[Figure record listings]
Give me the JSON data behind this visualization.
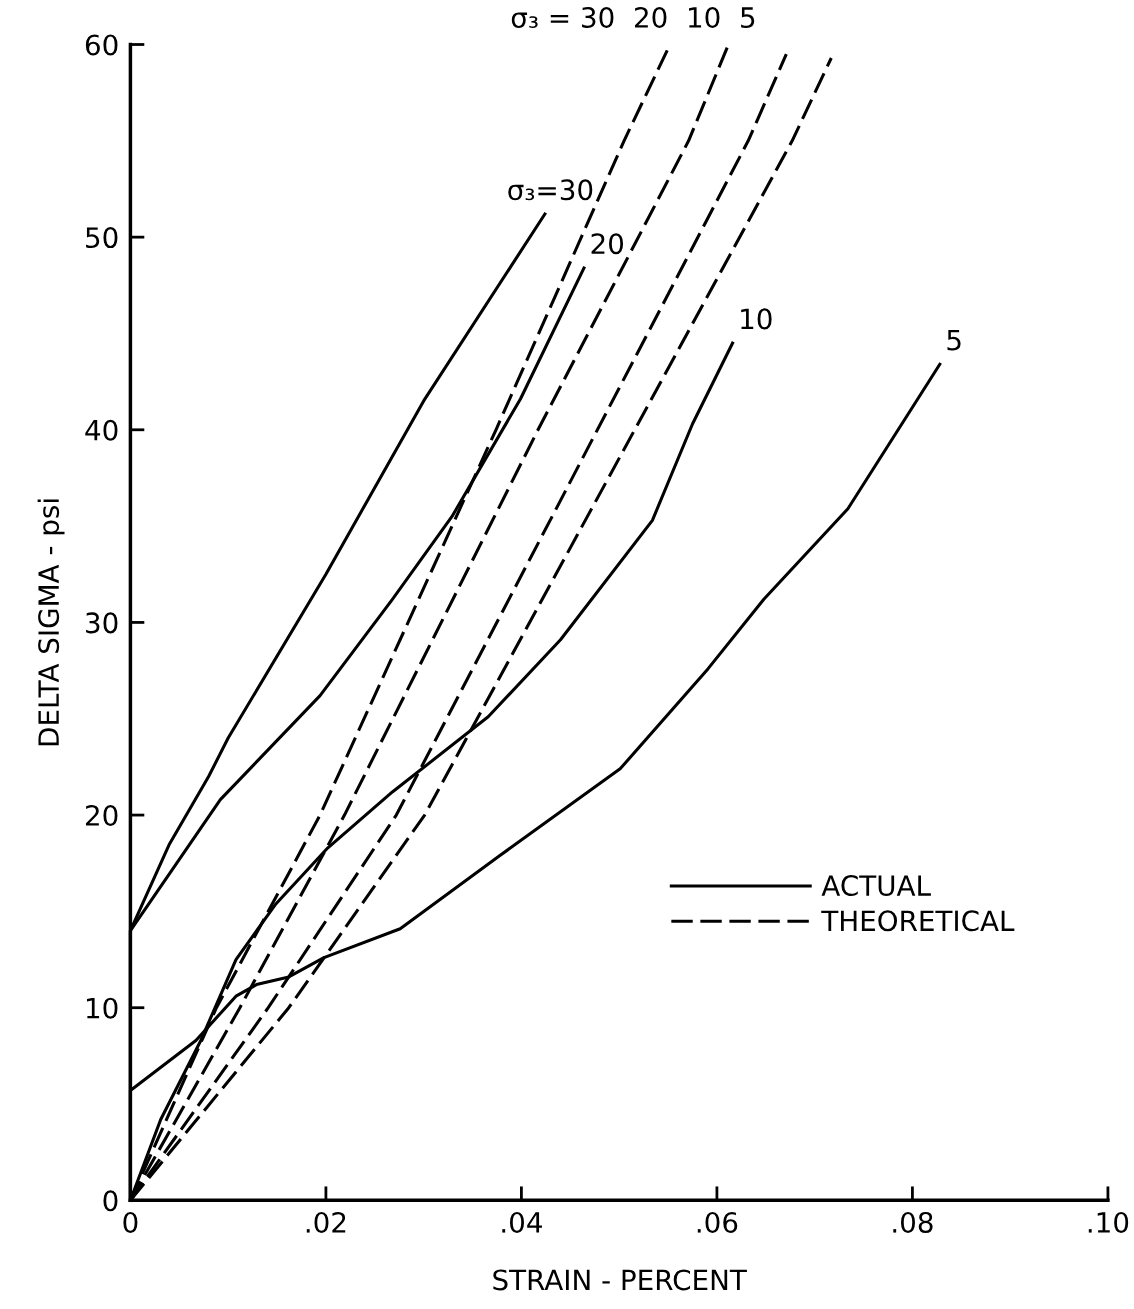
{
  "chart_data": {
    "type": "line",
    "xlabel": "STRAIN - PERCENT",
    "ylabel": "DELTA SIGMA - psi",
    "xlim": [
      0,
      0.1
    ],
    "ylim": [
      0,
      60
    ],
    "xticks": [
      0,
      {
        "value": 0.02,
        "label": ".02"
      },
      {
        "value": 0.04,
        "label": ".04"
      },
      {
        "value": 0.06,
        "label": ".06"
      },
      {
        "value": 0.08,
        "label": ".08"
      },
      {
        "value": 0.1,
        "label": ".10"
      }
    ],
    "yticks": [
      0,
      10,
      20,
      30,
      40,
      50,
      60
    ],
    "grid": false,
    "legend": "right",
    "marker": "none",
    "series": [
      {
        "name": "ACTUAL",
        "color": "#000000",
        "line_style": "solid",
        "x": [
          0,
          0,
          0.004,
          0.008,
          0.01,
          0.02,
          0.03,
          0.0424
        ],
        "values": [
          0,
          14,
          18.5,
          22,
          24,
          32.5,
          41.5,
          51.2
        ]
      },
      {
        "color": "#000000",
        "line_style": "solid",
        "x": [
          0,
          0,
          0.0092,
          0.0194,
          0.0268,
          0.0329,
          0.0399,
          0.0464
        ],
        "values": [
          0,
          14,
          20.8,
          26.2,
          31.2,
          35.5,
          41.6,
          48.4
        ]
      },
      {
        "color": "#000000",
        "line_style": "solid",
        "x": [
          0,
          0.0031,
          0.0072,
          0.0108,
          0.0149,
          0.0202,
          0.0268,
          0.0366,
          0.044,
          0.0534,
          0.0575,
          0.0616
        ],
        "values": [
          0,
          4.2,
          8.3,
          12.5,
          15.4,
          18.3,
          21.2,
          25.1,
          29.1,
          35.3,
          40.3,
          44.5
        ]
      },
      {
        "color": "#000000",
        "line_style": "solid",
        "x": [
          0,
          0,
          0.0067,
          0.0108,
          0.0129,
          0.0162,
          0.0198,
          0.0276,
          0.0378,
          0.0501,
          0.0591,
          0.0648,
          0.0734,
          0.0828
        ],
        "values": [
          0,
          5.7,
          8.3,
          10.6,
          11.2,
          11.6,
          12.6,
          14.1,
          17.9,
          22.4,
          27.6,
          31.2,
          35.9,
          43.4
        ]
      },
      {
        "name": "THEORETICAL",
        "color": "#000000",
        "line_style": "dashed",
        "x": [
          0,
          0.0088,
          0.0194,
          0.0374,
          0.0505,
          0.0552
        ],
        "values": [
          0,
          10,
          20,
          40,
          55,
          60
        ]
      },
      {
        "color": "#000000",
        "line_style": "dashed",
        "x": [
          0,
          0.0112,
          0.0219,
          0.0417,
          0.0571,
          0.0611
        ],
        "values": [
          0,
          10,
          20,
          40,
          55,
          59.9
        ]
      },
      {
        "color": "#000000",
        "line_style": "dashed",
        "x": [
          0,
          0.0141,
          0.0272,
          0.0632,
          0.0671
        ],
        "values": [
          0,
          10,
          20,
          55,
          59.5
        ]
      },
      {
        "color": "#000000",
        "line_style": "dashed",
        "x": [
          0,
          0.0162,
          0.0301,
          0.0677,
          0.0717
        ],
        "values": [
          0,
          10,
          20,
          55,
          59.3
        ]
      }
    ],
    "annotations": [
      {
        "text": "σ₃ = 30  20  10  5",
        "x": 0.0552,
        "y": 60
      },
      {
        "text": "σ₃=30",
        "x": 0.0424,
        "y": 51.2
      },
      {
        "text": "20",
        "x": 0.0464,
        "y": 48.4
      },
      {
        "text": "10",
        "x": 0.0616,
        "y": 44.5
      },
      {
        "text": "5",
        "x": 0.0828,
        "y": 43.4
      }
    ]
  }
}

TO DO >> Each entry should be repeated exactly as it appears; the pictures stay out.

RESULT >>
Give me the JSON data behind this visualization.
{
  "chart_data": {
    "type": "line",
    "xlabel": "STRAIN - PERCENT",
    "ylabel": "DELTA SIGMA - psi",
    "xlim": [
      0,
      0.1
    ],
    "ylim": [
      0,
      60
    ],
    "xticks": [
      0,
      {
        "value": 0.02,
        "label": ".02"
      },
      {
        "value": 0.04,
        "label": ".04"
      },
      {
        "value": 0.06,
        "label": ".06"
      },
      {
        "value": 0.08,
        "label": ".08"
      },
      {
        "value": 0.1,
        "label": ".10"
      }
    ],
    "yticks": [
      0,
      10,
      20,
      30,
      40,
      50,
      60
    ],
    "grid": false,
    "legend": "right",
    "marker": "none",
    "series": [
      {
        "name": "ACTUAL",
        "color": "#000000",
        "line_style": "solid",
        "x": [
          0,
          0,
          0.004,
          0.008,
          0.01,
          0.02,
          0.03,
          0.0424
        ],
        "values": [
          0,
          14,
          18.5,
          22,
          24,
          32.5,
          41.5,
          51.2
        ]
      },
      {
        "color": "#000000",
        "line_style": "solid",
        "x": [
          0,
          0,
          0.0092,
          0.0194,
          0.0268,
          0.0329,
          0.0399,
          0.0464
        ],
        "values": [
          0,
          14,
          20.8,
          26.2,
          31.2,
          35.5,
          41.6,
          48.4
        ]
      },
      {
        "color": "#000000",
        "line_style": "solid",
        "x": [
          0,
          0.0031,
          0.0072,
          0.0108,
          0.0149,
          0.0202,
          0.0268,
          0.0366,
          0.044,
          0.0534,
          0.0575,
          0.0616
        ],
        "values": [
          0,
          4.2,
          8.3,
          12.5,
          15.4,
          18.3,
          21.2,
          25.1,
          29.1,
          35.3,
          40.3,
          44.5
        ]
      },
      {
        "color": "#000000",
        "line_style": "solid",
        "x": [
          0,
          0,
          0.0067,
          0.0108,
          0.0129,
          0.0162,
          0.0198,
          0.0276,
          0.0378,
          0.0501,
          0.0591,
          0.0648,
          0.0734,
          0.0828
        ],
        "values": [
          0,
          5.7,
          8.3,
          10.6,
          11.2,
          11.6,
          12.6,
          14.1,
          17.9,
          22.4,
          27.6,
          31.2,
          35.9,
          43.4
        ]
      },
      {
        "name": "THEORETICAL",
        "color": "#000000",
        "line_style": "dashed",
        "x": [
          0,
          0.0088,
          0.0194,
          0.0374,
          0.0505,
          0.0552
        ],
        "values": [
          0,
          10,
          20,
          40,
          55,
          60
        ]
      },
      {
        "color": "#000000",
        "line_style": "dashed",
        "x": [
          0,
          0.0112,
          0.0219,
          0.0417,
          0.0571,
          0.0611
        ],
        "values": [
          0,
          10,
          20,
          40,
          55,
          59.9
        ]
      },
      {
        "color": "#000000",
        "line_style": "dashed",
        "x": [
          0,
          0.0141,
          0.0272,
          0.0632,
          0.0671
        ],
        "values": [
          0,
          10,
          20,
          55,
          59.5
        ]
      },
      {
        "color": "#000000",
        "line_style": "dashed",
        "x": [
          0,
          0.0162,
          0.0301,
          0.0677,
          0.0717
        ],
        "values": [
          0,
          10,
          20,
          55,
          59.3
        ]
      }
    ],
    "annotations": [
      {
        "text": "σ₃ = 30  20  10  5",
        "x": 0.0552,
        "y": 60
      },
      {
        "text": "σ₃=30",
        "x": 0.0424,
        "y": 51.2
      },
      {
        "text": "20",
        "x": 0.0464,
        "y": 48.4
      },
      {
        "text": "10",
        "x": 0.0616,
        "y": 44.5
      },
      {
        "text": "5",
        "x": 0.0828,
        "y": 43.4
      }
    ]
  }
}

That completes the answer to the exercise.